++++ WORKING DATA

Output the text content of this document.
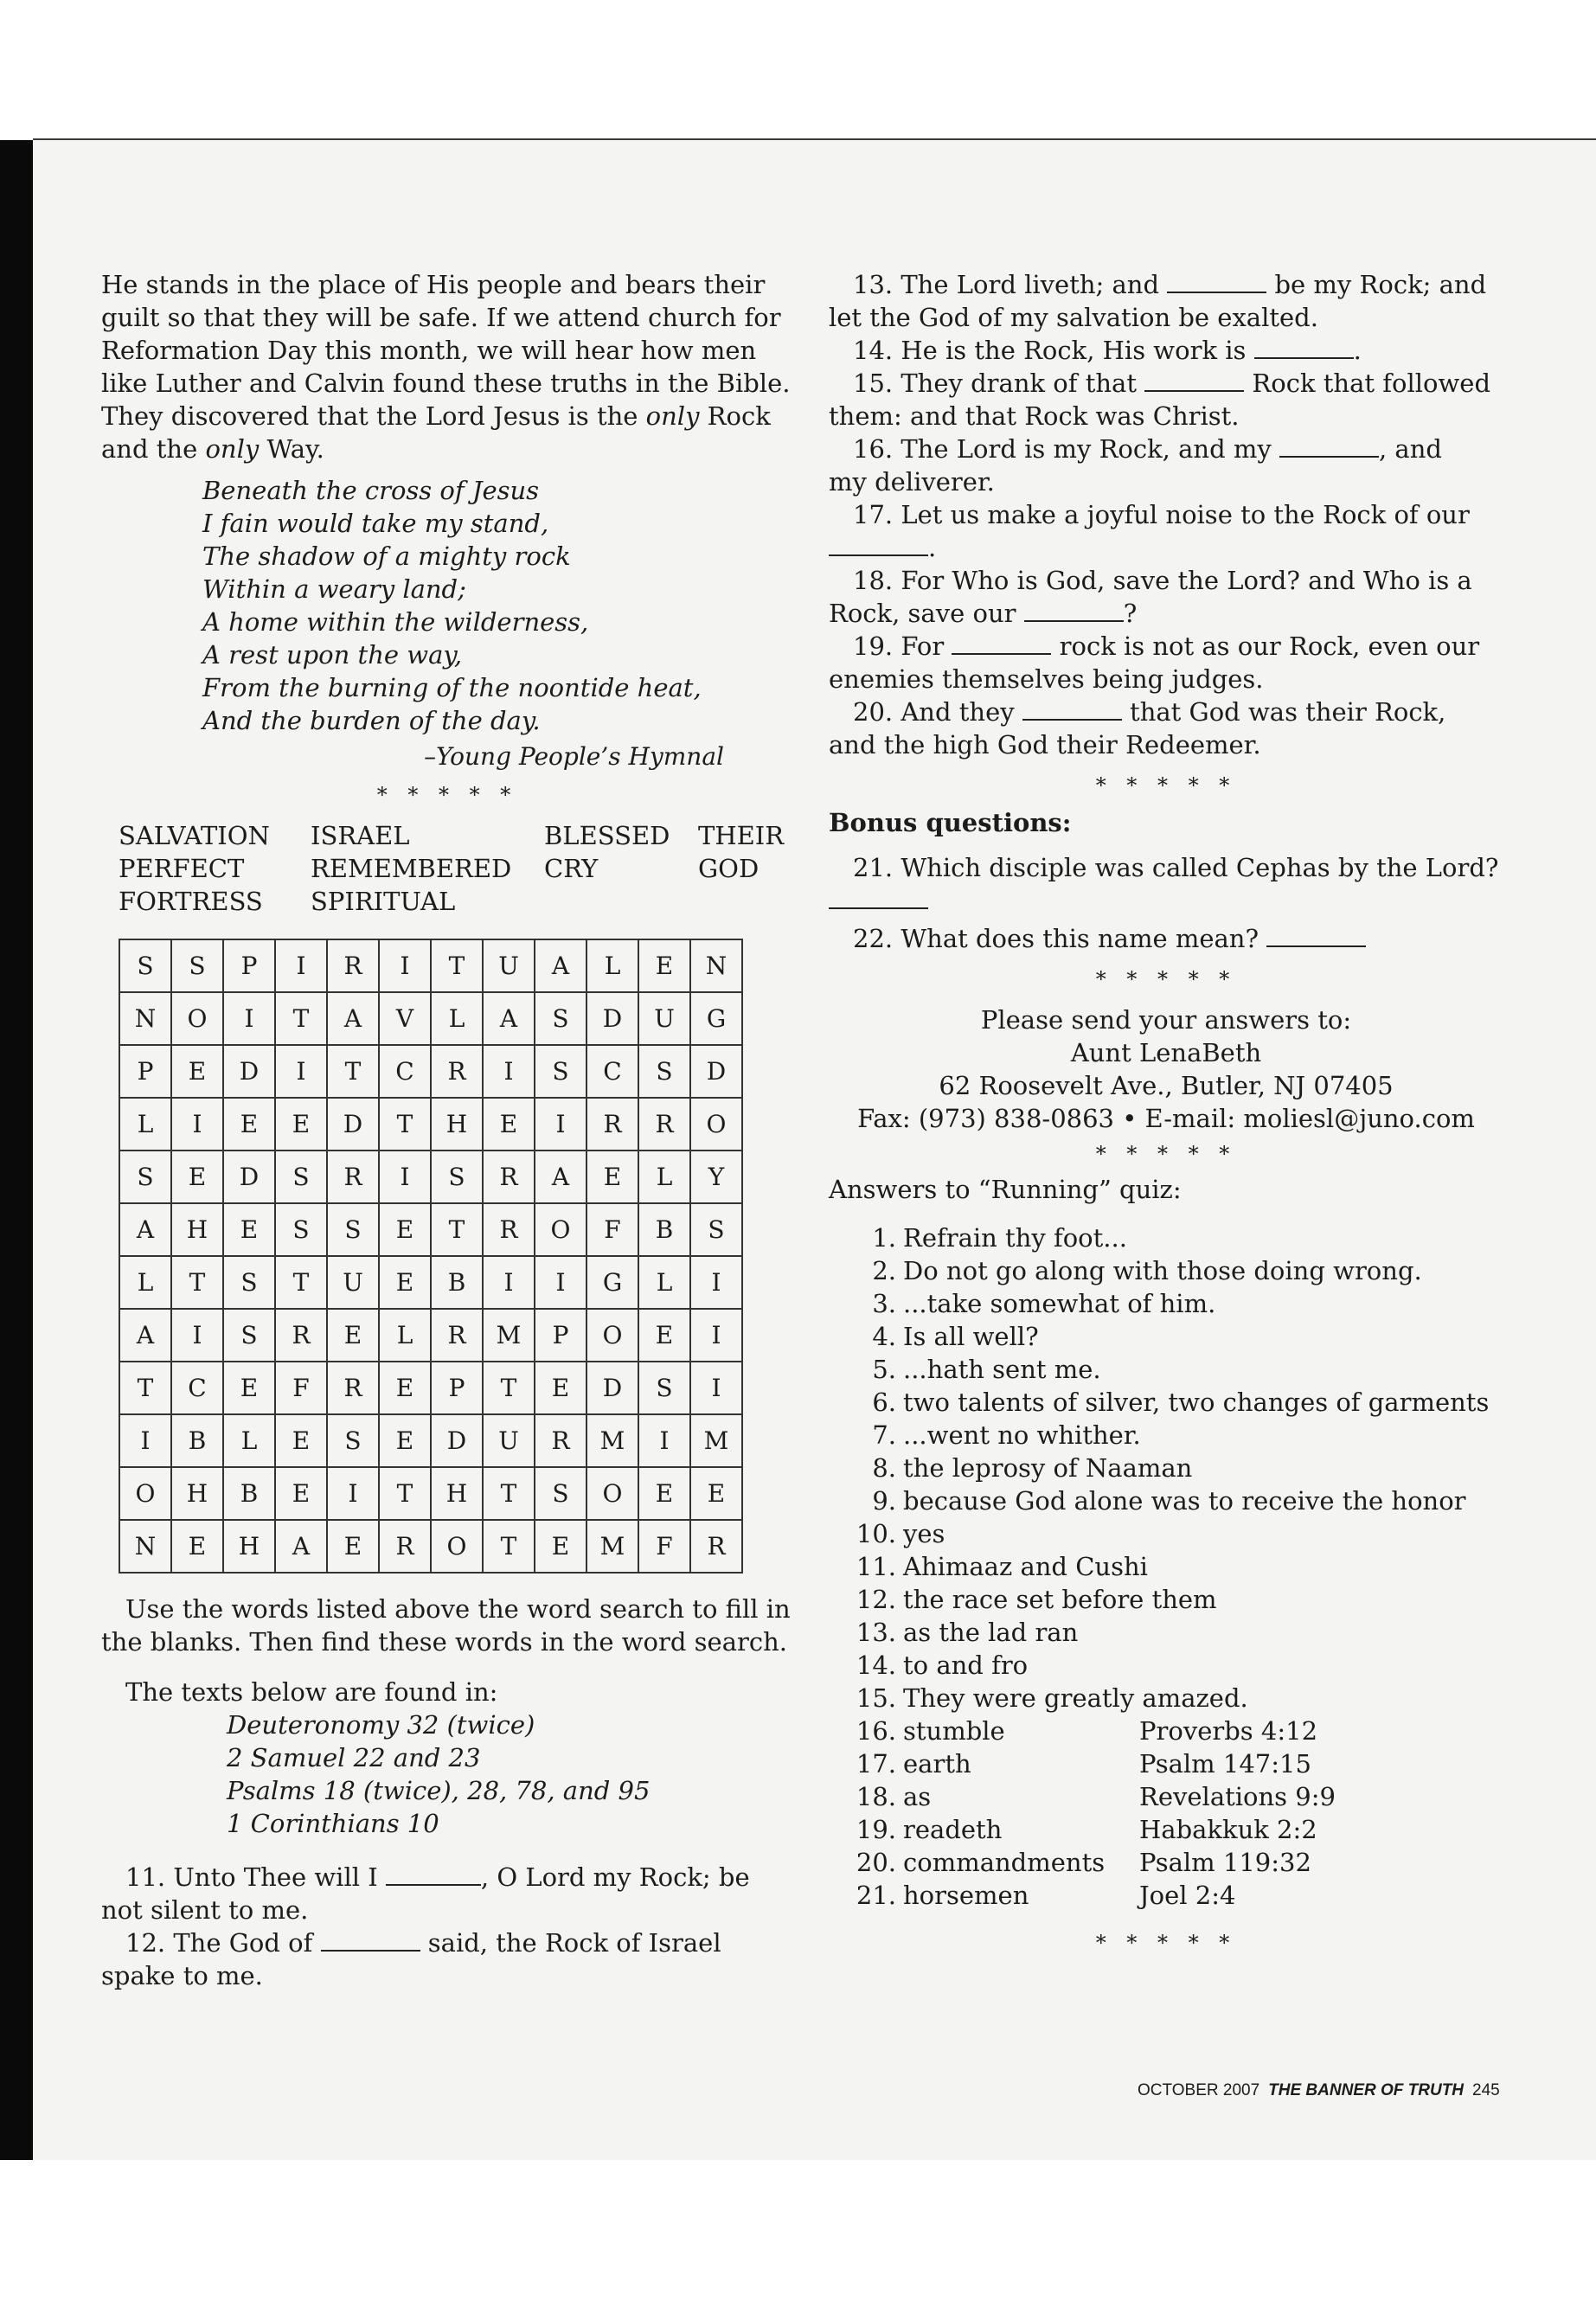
He stands in the place of His people and bears their
guilt so that they will be safe. If we attend church for
Reformation Day this month, we will hear how men
like Luther and Calvin found these truths in the Bible.
They discovered that the Lord Jesus is the only Rock
and the only Way.

Beneath the cross of Jesus
I fain would take my stand,
The shadow of a mighty rock
Within a weary land;
A home within the wilderness,
A rest upon the way,
From the burning of the noontide heat,
And the burden of the day.
–Young People’s Hymnal
* * * * *
SALVATION	ISRAEL	BLESSED	THEIR
PERFECT	REMEMBERED	CRY	GOD
FORTRESS	SPIRITUAL
S	S	P	I	R	I	T	U	A	L	E	N
N	O	I	T	A	V	L	A	S	D	U	G
P	E	D	I	T	C	R	I	S	C	S	D
L	I	E	E	D	T	H	E	I	R	R	O
S	E	D	S	R	I	S	R	A	E	L	Y
A	H	E	S	S	E	T	R	O	F	B	S
L	T	S	T	U	E	B	I	I	G	L	I
A	I	S	R	E	L	R	M	P	O	E	I
T	C	E	F	R	E	P	T	E	D	S	I
I	B	L	E	S	E	D	U	R	M	I	M
O	H	B	E	I	T	H	T	S	O	E	E
N	E	H	A	E	R	O	T	E	M	F	R

Use the words listed above the word search to fill in

the blanks. Then find these words in the word search.

The texts below are found in:
Deuteronomy 32 (twice)
2 Samuel 22 and 23
Psalms 18 (twice), 28, 78, and 95
1 Corinthians 10

11. Unto Thee will I	, O Lord my Rock; be

not silent to me.

12. The God of	said, the Rock of Israel

spake to me.

13. The Lord liveth; and	be my Rock; and

let the God of my salvation be exalted.

14. He is the Rock, His work is	.

15. They drank of that	Rock that followed

them: and that Rock was Christ.

16. The Lord is my Rock, and my	, and

my deliverer.

17. Let us make a joyful noise to the Rock of our

.

18. For Who is God, save the Lord? and Who is a

Rock, save our	?

19. For	rock is not as our Rock, even our

enemies themselves being judges.

20. And they	that God was their Rock,

and the high God their Redeemer.

* * * * *

Bonus questions:

21. Which disciple was called Cephas by the Lord?

22. What does this name mean?

* * * * *
Please send your answers to:
Aunt LenaBeth
62 Roosevelt Ave., Butler, NJ 07405
Fax: (973) 838-0863 • E-mail: moliesl@juno.com
* * * * *

Answers to “Running” quiz:

1. Refrain thy foot...
2. Do not go along with those doing wrong.
3. ...take somewhat of him.
4. Is all well?
5. ...hath sent me.
6. two talents of silver, two changes of garments
7. ...went no whither.
8. the leprosy of Naaman
9. because God alone was to receive the honor
10. yes
11. Ahimaaz and Cushi
12. the race set before them
13. as the lad ran
14. to and fro
15. They were greatly amazed.
16. stumble	Proverbs 4:12
17. earth	Psalm 147:15
18. as	Revelations 9:9
19. readeth	Habakkuk 2:2
20. commandments	Psalm 119:32
21. horsemen	Joel 2:4
* * * * *
OCTOBER 2007 THE BANNER OF TRUTH 245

++++++++

> [WORK REQUIRED]: Transcribe every record above exactly, leaving out the pictures.

> [CORRECT OUTPUT]:
Output the text content of this document.
He stands in the place of His people and bears their
guilt so that they will be safe. If we attend church for
Reformation Day this month, we will hear how men
like Luther and Calvin found these truths in the Bible.
They discovered that the Lord Jesus is the only Rock
and the only Way.

Beneath the cross of Jesus
I fain would take my stand,
The shadow of a mighty rock
Within a weary land;
A home within the wilderness,
A rest upon the way,
From the burning of the noontide heat,
And the burden of the day.
–Young People’s Hymnal
* * * * *
SALVATION	ISRAEL	BLESSED	THEIR
PERFECT	REMEMBERED	CRY	GOD
FORTRESS	SPIRITUAL
S	S	P	I	R	I	T	U	A	L	E	N
N	O	I	T	A	V	L	A	S	D	U	G
P	E	D	I	T	C	R	I	S	C	S	D
L	I	E	E	D	T	H	E	I	R	R	O
S	E	D	S	R	I	S	R	A	E	L	Y
A	H	E	S	S	E	T	R	O	F	B	S
L	T	S	T	U	E	B	I	I	G	L	I
A	I	S	R	E	L	R	M	P	O	E	I
T	C	E	F	R	E	P	T	E	D	S	I
I	B	L	E	S	E	D	U	R	M	I	M
O	H	B	E	I	T	H	T	S	O	E	E
N	E	H	A	E	R	O	T	E	M	F	R

Use the words listed above the word search to fill in

the blanks. Then find these words in the word search.

The texts below are found in:
Deuteronomy 32 (twice)
2 Samuel 22 and 23
Psalms 18 (twice), 28, 78, and 95
1 Corinthians 10

11. Unto Thee will I	, O Lord my Rock; be

not silent to me.

12. The God of	said, the Rock of Israel

spake to me.

13. The Lord liveth; and	be my Rock; and

let the God of my salvation be exalted.

14. He is the Rock, His work is	.

15. They drank of that	Rock that followed

them: and that Rock was Christ.

16. The Lord is my Rock, and my	, and

my deliverer.

17. Let us make a joyful noise to the Rock of our

.

18. For Who is God, save the Lord? and Who is a

Rock, save our	?

19. For	rock is not as our Rock, even our

enemies themselves being judges.

20. And they	that God was their Rock,

and the high God their Redeemer.

* * * * *

Bonus questions:

21. Which disciple was called Cephas by the Lord?

22. What does this name mean?

* * * * *
Please send your answers to:
Aunt LenaBeth
62 Roosevelt Ave., Butler, NJ 07405
Fax: (973) 838-0863 • E-mail: moliesl@juno.com
* * * * *

Answers to “Running” quiz:

1. Refrain thy foot...
2. Do not go along with those doing wrong.
3. ...take somewhat of him.
4. Is all well?
5. ...hath sent me.
6. two talents of silver, two changes of garments
7. ...went no whither.
8. the leprosy of Naaman
9. because God alone was to receive the honor
10. yes
11. Ahimaaz and Cushi
12. the race set before them
13. as the lad ran
14. to and fro
15. They were greatly amazed.
16. stumble	Proverbs 4:12
17. earth	Psalm 147:15
18. as	Revelations 9:9
19. readeth	Habakkuk 2:2
20. commandments	Psalm 119:32
21. horsemen	Joel 2:4
* * * * *
OCTOBER 2007 THE BANNER OF TRUTH 245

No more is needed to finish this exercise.